* **PROBLEM REQUIREMENTS**:
Scan the records below. List lines holding "this".
— Begin SUPPLIED ENTRIES —
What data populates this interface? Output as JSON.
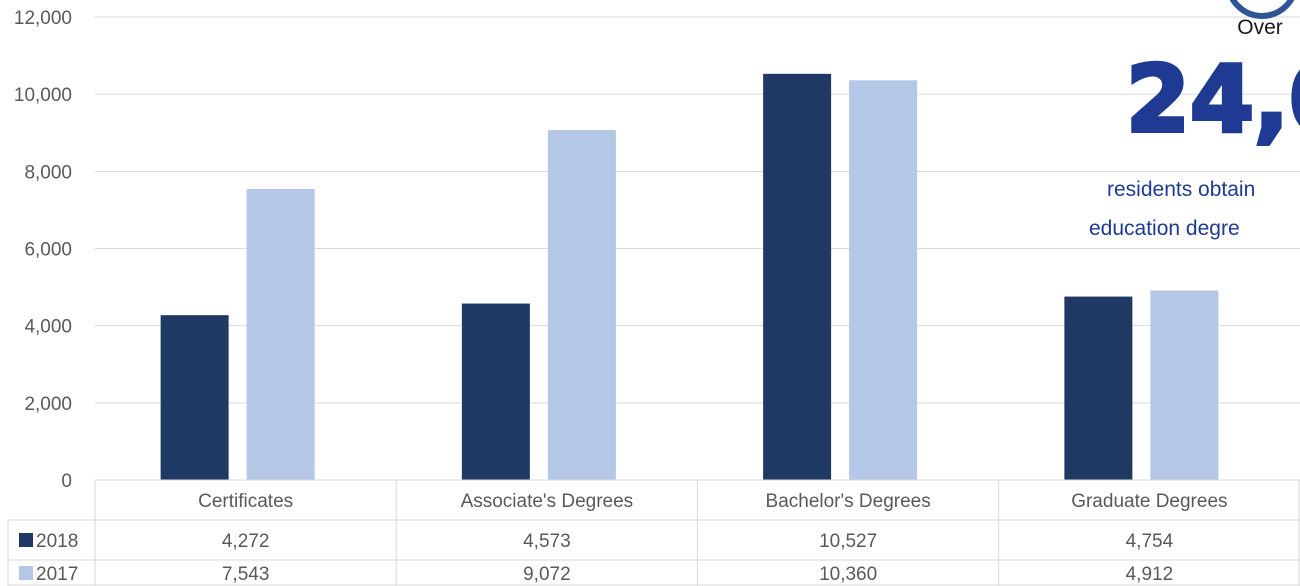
{
  "chart_data": {
    "type": "bar",
    "categories": [
      "Certificates",
      "Associate's Degrees",
      "Bachelor's Degrees",
      "Graduate Degrees"
    ],
    "series": [
      {
        "name": "2018",
        "color": "#203864",
        "values": [
          4272,
          4573,
          10527,
          4754
        ],
        "display": [
          "4,272",
          "4,573",
          "10,527",
          "4,754"
        ]
      },
      {
        "name": "2017",
        "color": "#b4c7e7",
        "values": [
          7543,
          9072,
          10360,
          4912
        ],
        "display": [
          "7,543",
          "9,072",
          "10,360",
          "4,912"
        ]
      }
    ],
    "y_ticks": [
      "0",
      "2,000",
      "4,000",
      "6,000",
      "8,000",
      "10,000",
      "12,000"
    ],
    "ylim": [
      0,
      12000
    ],
    "grid": true,
    "legend": "data-table"
  },
  "callout": {
    "over": "Over",
    "big_number": "24,0",
    "line1": "residents obtain",
    "line2": "education degre",
    "circle_color": "#2f5597",
    "text_color": "#1f3a93"
  }
}
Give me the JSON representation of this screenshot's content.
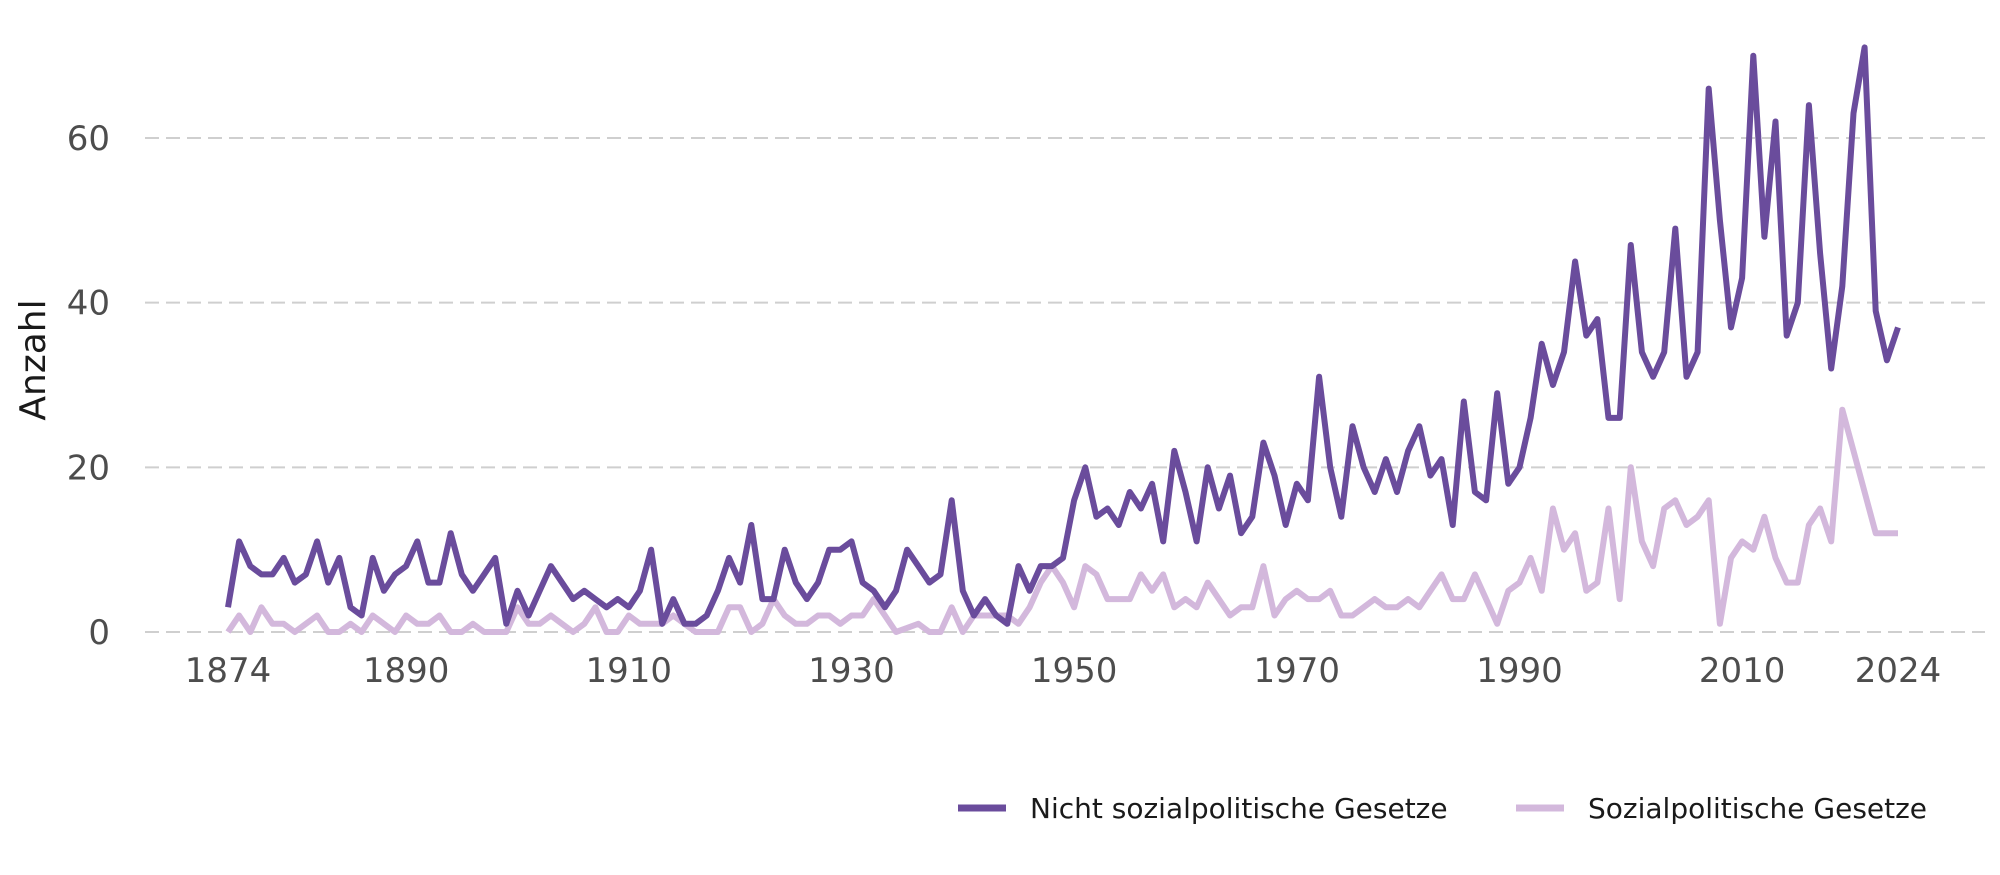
— End SUPPLIED ENTRIES —
* **EXPECTED ANSWER**:
What data populates this interface? Output as JSON.
Give me the JSON representation of this screenshot's content.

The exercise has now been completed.